'''
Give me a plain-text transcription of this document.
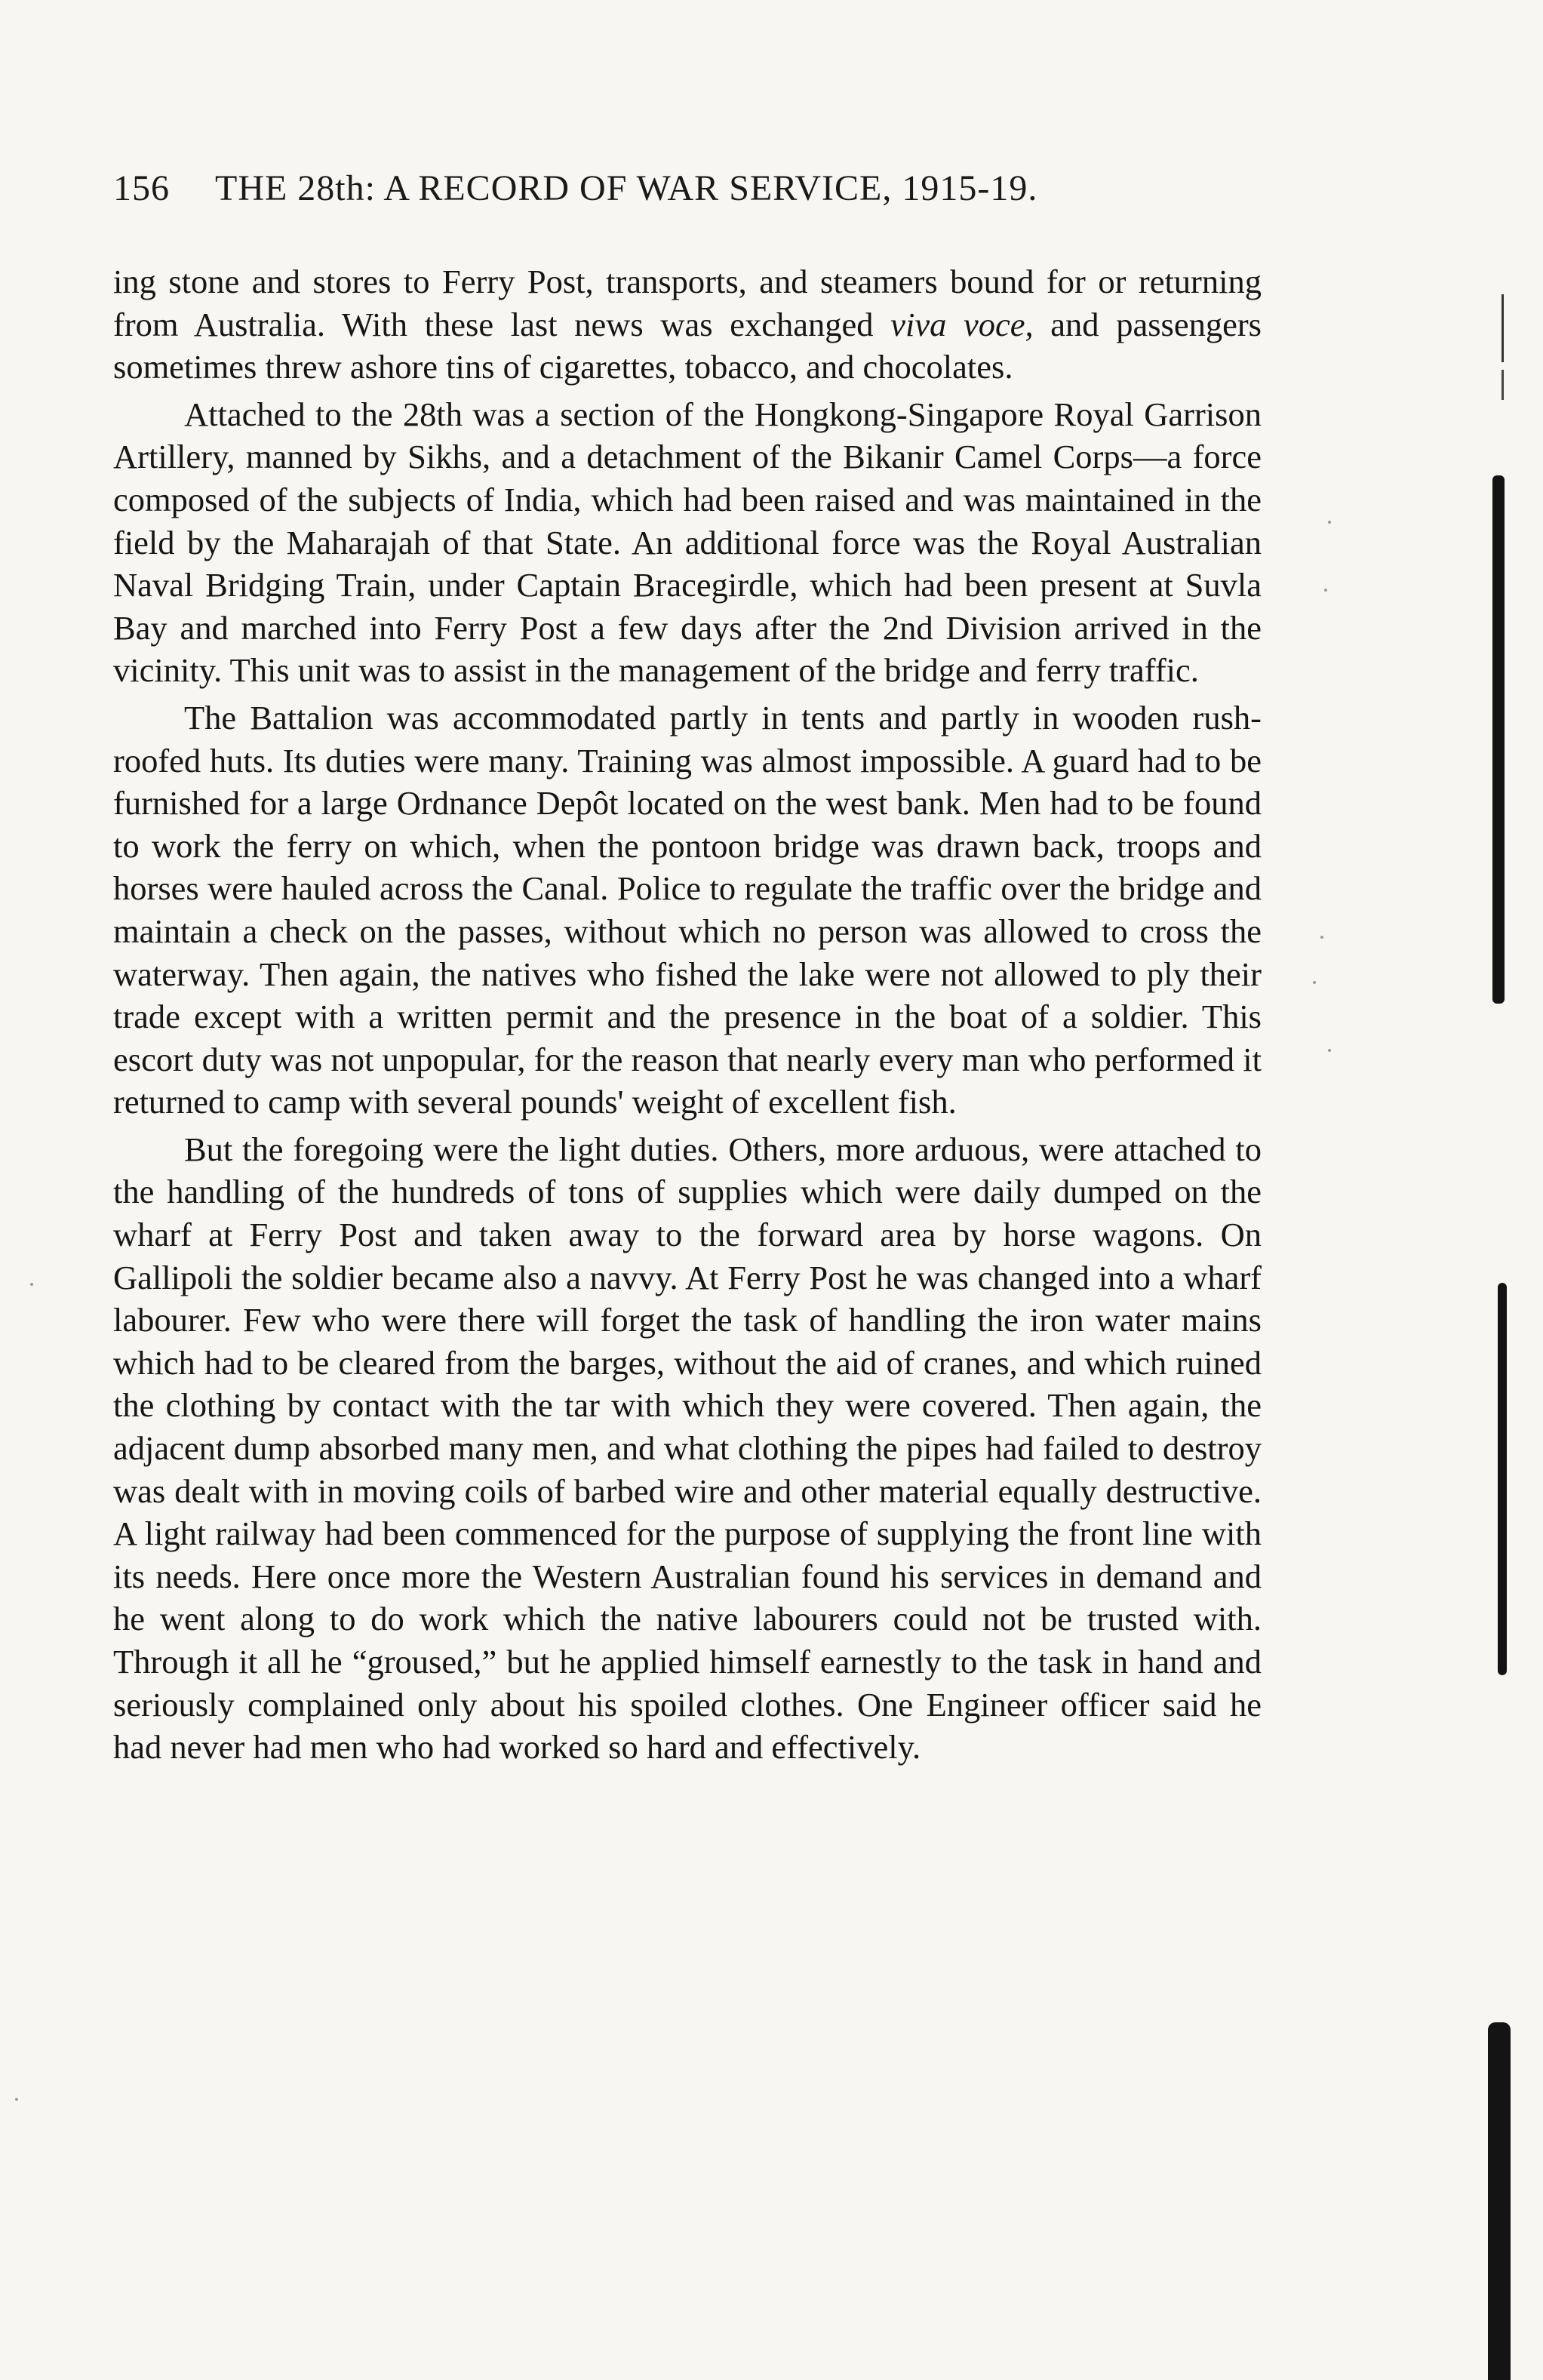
156 THE 28th: A RECORD OF WAR SERVICE, 1915-19.

ing stone and stores to Ferry Post, transports, and steamers bound for or returning from Australia. With these last news was exchanged viva voce, and passengers sometimes threw ashore tins of cigarettes, tobacco, and chocolates.

Attached to the 28th was a section of the Hongkong-Singapore Royal Garrison Artillery, manned by Sikhs, and a detachment of the Bikanir Camel Corps—a force composed of the subjects of India, which had been raised and was maintained in the field by the Maharajah of that State. An additional force was the Royal Australian Naval Bridging Train, under Captain Bracegirdle, which had been present at Suvla Bay and marched into Ferry Post a few days after the 2nd Division arrived in the vicinity. This unit was to assist in the management of the bridge and ferry traffic.

The Battalion was accommodated partly in tents and partly in wooden rush-roofed huts. Its duties were many. Training was almost impossible. A guard had to be furnished for a large Ordnance Depôt located on the west bank. Men had to be found to work the ferry on which, when the pontoon bridge was drawn back, troops and horses were hauled across the Canal. Police to regulate the traffic over the bridge and maintain a check on the passes, without which no person was allowed to cross the waterway. Then again, the natives who fished the lake were not allowed to ply their trade except with a written permit and the presence in the boat of a soldier. This escort duty was not unpopular, for the reason that nearly every man who performed it returned to camp with several pounds' weight of excellent fish.

But the foregoing were the light duties. Others, more arduous, were attached to the handling of the hundreds of tons of supplies which were daily dumped on the wharf at Ferry Post and taken away to the forward area by horse wagons. On Gallipoli the soldier became also a navvy. At Ferry Post he was changed into a wharf labourer. Few who were there will forget the task of handling the iron water mains which had to be cleared from the barges, without the aid of cranes, and which ruined the clothing by contact with the tar with which they were covered. Then again, the adjacent dump absorbed many men, and what clothing the pipes had failed to destroy was dealt with in moving coils of barbed wire and other material equally destructive. A light railway had been commenced for the purpose of supplying the front line with its needs. Here once more the Western Australian found his services in demand and he went along to do work which the native labourers could not be trusted with. Through it all he “groused,” but he applied himself earnestly to the task in hand and seriously complained only about his spoiled clothes. One Engineer officer said he had never had men who had worked so hard and effectively.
'''
Your task is to return the entries above exactly, with no pictures.

_Solution for this problem_:
Give me a plain-text transcription of this document.
156 THE 28th: A RECORD OF WAR SERVICE, 1915-19.

ing stone and stores to Ferry Post, transports, and steamers bound for or returning from Australia. With these last news was exchanged viva voce, and passengers sometimes threw ashore tins of cigarettes, tobacco, and chocolates.

Attached to the 28th was a section of the Hongkong-Singapore Royal Garrison Artillery, manned by Sikhs, and a detachment of the Bikanir Camel Corps—a force composed of the subjects of India, which had been raised and was maintained in the field by the Maharajah of that State. An additional force was the Royal Australian Naval Bridging Train, under Captain Bracegirdle, which had been present at Suvla Bay and marched into Ferry Post a few days after the 2nd Division arrived in the vicinity. This unit was to assist in the management of the bridge and ferry traffic.

The Battalion was accommodated partly in tents and partly in wooden rush-roofed huts. Its duties were many. Training was almost impossible. A guard had to be furnished for a large Ordnance Depôt located on the west bank. Men had to be found to work the ferry on which, when the pontoon bridge was drawn back, troops and horses were hauled across the Canal. Police to regulate the traffic over the bridge and maintain a check on the passes, without which no person was allowed to cross the waterway. Then again, the natives who fished the lake were not allowed to ply their trade except with a written permit and the presence in the boat of a soldier. This escort duty was not unpopular, for the reason that nearly every man who performed it returned to camp with several pounds' weight of excellent fish.

But the foregoing were the light duties. Others, more arduous, were attached to the handling of the hundreds of tons of supplies which were daily dumped on the wharf at Ferry Post and taken away to the forward area by horse wagons. On Gallipoli the soldier became also a navvy. At Ferry Post he was changed into a wharf labourer. Few who were there will forget the task of handling the iron water mains which had to be cleared from the barges, without the aid of cranes, and which ruined the clothing by contact with the tar with which they were covered. Then again, the adjacent dump absorbed many men, and what clothing the pipes had failed to destroy was dealt with in moving coils of barbed wire and other material equally destructive. A light railway had been commenced for the purpose of supplying the front line with its needs. Here once more the Western Australian found his services in demand and he went along to do work which the native labourers could not be trusted with. Through it all he “groused,” but he applied himself earnestly to the task in hand and seriously complained only about his spoiled clothes. One Engineer officer said he had never had men who had worked so hard and effectively.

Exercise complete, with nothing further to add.